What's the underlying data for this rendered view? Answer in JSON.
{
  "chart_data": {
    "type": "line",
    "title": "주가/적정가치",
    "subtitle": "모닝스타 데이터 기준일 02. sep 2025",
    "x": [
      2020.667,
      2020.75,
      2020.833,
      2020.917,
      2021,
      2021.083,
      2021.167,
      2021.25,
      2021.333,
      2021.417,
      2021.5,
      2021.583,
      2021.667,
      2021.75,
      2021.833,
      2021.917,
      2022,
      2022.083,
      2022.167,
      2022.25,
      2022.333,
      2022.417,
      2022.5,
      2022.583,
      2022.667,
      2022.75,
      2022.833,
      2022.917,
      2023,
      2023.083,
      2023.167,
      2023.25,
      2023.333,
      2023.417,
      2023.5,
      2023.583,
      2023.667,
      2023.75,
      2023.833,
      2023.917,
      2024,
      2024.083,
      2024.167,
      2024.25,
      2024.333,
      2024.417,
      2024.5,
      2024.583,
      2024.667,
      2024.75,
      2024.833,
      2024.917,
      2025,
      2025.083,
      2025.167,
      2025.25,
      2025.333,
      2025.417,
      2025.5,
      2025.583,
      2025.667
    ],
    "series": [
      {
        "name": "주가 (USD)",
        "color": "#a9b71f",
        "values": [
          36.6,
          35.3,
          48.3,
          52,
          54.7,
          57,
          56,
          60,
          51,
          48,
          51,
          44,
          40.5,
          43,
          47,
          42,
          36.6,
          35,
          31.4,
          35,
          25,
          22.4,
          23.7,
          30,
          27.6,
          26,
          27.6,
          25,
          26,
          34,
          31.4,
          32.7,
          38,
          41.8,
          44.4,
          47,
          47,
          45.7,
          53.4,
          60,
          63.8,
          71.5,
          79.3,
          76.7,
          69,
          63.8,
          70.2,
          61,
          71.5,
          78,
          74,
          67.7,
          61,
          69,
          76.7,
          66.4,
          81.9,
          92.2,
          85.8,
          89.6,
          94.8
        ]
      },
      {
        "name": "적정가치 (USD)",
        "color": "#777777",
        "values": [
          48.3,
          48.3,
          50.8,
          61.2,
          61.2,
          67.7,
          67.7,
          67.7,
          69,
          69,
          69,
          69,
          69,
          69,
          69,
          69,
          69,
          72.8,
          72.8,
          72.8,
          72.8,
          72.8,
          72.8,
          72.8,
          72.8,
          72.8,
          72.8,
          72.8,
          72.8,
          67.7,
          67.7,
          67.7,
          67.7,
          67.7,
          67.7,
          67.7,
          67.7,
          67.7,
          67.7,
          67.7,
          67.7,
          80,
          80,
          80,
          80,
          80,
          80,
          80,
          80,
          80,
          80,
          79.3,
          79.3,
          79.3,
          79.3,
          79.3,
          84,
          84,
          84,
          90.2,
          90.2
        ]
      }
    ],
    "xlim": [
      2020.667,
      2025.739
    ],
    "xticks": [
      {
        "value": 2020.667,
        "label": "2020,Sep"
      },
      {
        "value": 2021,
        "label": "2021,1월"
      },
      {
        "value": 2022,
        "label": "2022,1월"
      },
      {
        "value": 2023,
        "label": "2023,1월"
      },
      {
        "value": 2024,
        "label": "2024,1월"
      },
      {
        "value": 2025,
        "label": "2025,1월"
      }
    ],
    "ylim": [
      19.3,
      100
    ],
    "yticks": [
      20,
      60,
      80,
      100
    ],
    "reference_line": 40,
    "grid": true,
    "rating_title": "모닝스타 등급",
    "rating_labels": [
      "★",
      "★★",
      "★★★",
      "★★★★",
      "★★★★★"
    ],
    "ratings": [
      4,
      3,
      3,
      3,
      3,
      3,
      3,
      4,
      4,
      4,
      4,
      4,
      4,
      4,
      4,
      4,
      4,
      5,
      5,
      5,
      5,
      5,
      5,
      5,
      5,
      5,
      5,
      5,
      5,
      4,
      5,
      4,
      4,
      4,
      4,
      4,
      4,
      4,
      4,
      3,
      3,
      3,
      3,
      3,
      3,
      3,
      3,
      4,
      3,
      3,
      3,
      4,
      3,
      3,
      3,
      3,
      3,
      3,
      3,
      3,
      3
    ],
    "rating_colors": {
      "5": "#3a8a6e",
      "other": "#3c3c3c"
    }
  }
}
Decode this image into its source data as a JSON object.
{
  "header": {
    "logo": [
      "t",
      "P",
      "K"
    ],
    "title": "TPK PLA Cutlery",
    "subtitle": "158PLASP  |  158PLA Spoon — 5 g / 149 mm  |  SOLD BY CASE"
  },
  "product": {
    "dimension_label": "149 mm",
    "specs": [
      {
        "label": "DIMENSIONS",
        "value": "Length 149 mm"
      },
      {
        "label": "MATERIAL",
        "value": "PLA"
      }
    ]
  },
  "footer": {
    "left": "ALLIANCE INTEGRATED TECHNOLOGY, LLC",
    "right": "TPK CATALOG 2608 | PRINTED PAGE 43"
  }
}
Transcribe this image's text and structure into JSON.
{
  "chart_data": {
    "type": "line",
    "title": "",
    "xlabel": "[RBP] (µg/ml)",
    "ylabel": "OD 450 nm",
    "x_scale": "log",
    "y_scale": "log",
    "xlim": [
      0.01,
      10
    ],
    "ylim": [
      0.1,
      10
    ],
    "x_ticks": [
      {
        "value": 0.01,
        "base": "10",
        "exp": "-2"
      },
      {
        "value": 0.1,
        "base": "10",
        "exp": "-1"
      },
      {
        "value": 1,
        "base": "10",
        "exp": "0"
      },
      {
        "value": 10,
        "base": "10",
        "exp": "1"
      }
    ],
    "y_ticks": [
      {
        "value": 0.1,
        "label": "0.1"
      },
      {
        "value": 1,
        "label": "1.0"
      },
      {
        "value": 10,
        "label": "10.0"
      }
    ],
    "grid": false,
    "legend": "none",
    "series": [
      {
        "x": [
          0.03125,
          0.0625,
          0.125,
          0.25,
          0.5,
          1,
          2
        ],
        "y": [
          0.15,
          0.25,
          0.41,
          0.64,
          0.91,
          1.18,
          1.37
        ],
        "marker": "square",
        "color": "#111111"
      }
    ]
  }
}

» Set exercise
Transcribe all of the material exactly. Omit nothing.

» Finished exercise
What's the underlying data for this rendered view? Answer in JSON.
{
  "chart_data": {
    "type": "line",
    "title": "주가/적정가치",
    "subtitle": "모닝스타 데이터 기준일 02. sep 2025",
    "x": [
      2020.667,
      2020.75,
      2020.833,
      2020.917,
      2021,
      2021.083,
      2021.167,
      2021.25,
      2021.333,
      2021.417,
      2021.5,
      2021.583,
      2021.667,
      2021.75,
      2021.833,
      2021.917,
      2022,
      2022.083,
      2022.167,
      2022.25,
      2022.333,
      2022.417,
      2022.5,
      2022.583,
      2022.667,
      2022.75,
      2022.833,
      2022.917,
      2023,
      2023.083,
      2023.167,
      2023.25,
      2023.333,
      2023.417,
      2023.5,
      2023.583,
      2023.667,
      2023.75,
      2023.833,
      2023.917,
      2024,
      2024.083,
      2024.167,
      2024.25,
      2024.333,
      2024.417,
      2024.5,
      2024.583,
      2024.667,
      2024.75,
      2024.833,
      2024.917,
      2025,
      2025.083,
      2025.167,
      2025.25,
      2025.333,
      2025.417,
      2025.5,
      2025.583,
      2025.667
    ],
    "series": [
      {
        "name": "주가 (USD)",
        "color": "#a9b71f",
        "values": [
          36.6,
          35.3,
          48.3,
          52,
          54.7,
          57,
          56,
          60,
          51,
          48,
          51,
          44,
          40.5,
          43,
          47,
          42,
          36.6,
          35,
          31.4,
          35,
          25,
          22.4,
          23.7,
          30,
          27.6,
          26,
          27.6,
          25,
          26,
          34,
          31.4,
          32.7,
          38,
          41.8,
          44.4,
          47,
          47,
          45.7,
          53.4,
          60,
          63.8,
          71.5,
          79.3,
          76.7,
          69,
          63.8,
          70.2,
          61,
          71.5,
          78,
          74,
          67.7,
          61,
          69,
          76.7,
          66.4,
          81.9,
          92.2,
          85.8,
          89.6,
          94.8
        ]
      },
      {
        "name": "적정가치 (USD)",
        "color": "#777777",
        "values": [
          48.3,
          48.3,
          50.8,
          61.2,
          61.2,
          67.7,
          67.7,
          67.7,
          69,
          69,
          69,
          69,
          69,
          69,
          69,
          69,
          69,
          72.8,
          72.8,
          72.8,
          72.8,
          72.8,
          72.8,
          72.8,
          72.8,
          72.8,
          72.8,
          72.8,
          72.8,
          67.7,
          67.7,
          67.7,
          67.7,
          67.7,
          67.7,
          67.7,
          67.7,
          67.7,
          67.7,
          67.7,
          67.7,
          80,
          80,
          80,
          80,
          80,
          80,
          80,
          80,
          80,
          80,
          79.3,
          79.3,
          79.3,
          79.3,
          79.3,
          84,
          84,
          84,
          90.2,
          90.2
        ]
      }
    ],
    "xlim": [
      2020.667,
      2025.739
    ],
    "xticks": [
      {
        "value": 2020.667,
        "label": "2020,Sep"
      },
      {
        "value": 2021,
        "label": "2021,1월"
      },
      {
        "value": 2022,
        "label": "2022,1월"
      },
      {
        "value": 2023,
        "label": "2023,1월"
      },
      {
        "value": 2024,
        "label": "2024,1월"
      },
      {
        "value": 2025,
        "label": "2025,1월"
      }
    ],
    "ylim": [
      19.3,
      100
    ],
    "yticks": [
      20,
      60,
      80,
      100
    ],
    "reference_line": 40,
    "grid": true,
    "rating_title": "모닝스타 등급",
    "rating_labels": [
      "★",
      "★★",
      "★★★",
      "★★★★",
      "★★★★★"
    ],
    "ratings": [
      4,
      3,
      3,
      3,
      3,
      3,
      3,
      4,
      4,
      4,
      4,
      4,
      4,
      4,
      4,
      4,
      4,
      5,
      5,
      5,
      5,
      5,
      5,
      5,
      5,
      5,
      5,
      5,
      5,
      4,
      5,
      4,
      4,
      4,
      4,
      4,
      4,
      4,
      4,
      3,
      3,
      3,
      3,
      3,
      3,
      3,
      3,
      4,
      3,
      3,
      3,
      4,
      3,
      3,
      3,
      3,
      3,
      3,
      3,
      3,
      3
    ],
    "rating_colors": {
      "5": "#3a8a6e",
      "other": "#3c3c3c"
    }
  }
}
Decode this image into its source data as a JSON object.
{
  "header": {
    "logo": [
      "t",
      "P",
      "K"
    ],
    "title": "TPK PLA Cutlery",
    "subtitle": "158PLASP  |  158PLA Spoon — 5 g / 149 mm  |  SOLD BY CASE"
  },
  "product": {
    "dimension_label": "149 mm",
    "specs": [
      {
        "label": "DIMENSIONS",
        "value": "Length 149 mm"
      },
      {
        "label": "MATERIAL",
        "value": "PLA"
      }
    ]
  },
  "footer": {
    "left": "ALLIANCE INTEGRATED TECHNOLOGY, LLC",
    "right": "TPK CATALOG 2608 | PRINTED PAGE 43"
  }
}
Transcribe this image's text and structure into JSON.
{
  "chart_data": {
    "type": "line",
    "title": "",
    "xlabel": "[RBP] (µg/ml)",
    "ylabel": "OD 450 nm",
    "x_scale": "log",
    "y_scale": "log",
    "xlim": [
      0.01,
      10
    ],
    "ylim": [
      0.1,
      10
    ],
    "x_ticks": [
      {
        "value": 0.01,
        "base": "10",
        "exp": "-2"
      },
      {
        "value": 0.1,
        "base": "10",
        "exp": "-1"
      },
      {
        "value": 1,
        "base": "10",
        "exp": "0"
      },
      {
        "value": 10,
        "base": "10",
        "exp": "1"
      }
    ],
    "y_ticks": [
      {
        "value": 0.1,
        "label": "0.1"
      },
      {
        "value": 1,
        "label": "1.0"
      },
      {
        "value": 10,
        "label": "10.0"
      }
    ],
    "grid": false,
    "legend": "none",
    "series": [
      {
        "x": [
          0.03125,
          0.0625,
          0.125,
          0.25,
          0.5,
          1,
          2
        ],
        "y": [
          0.15,
          0.25,
          0.41,
          0.64,
          0.91,
          1.18,
          1.37
        ],
        "marker": "square",
        "color": "#111111"
      }
    ]
  }
}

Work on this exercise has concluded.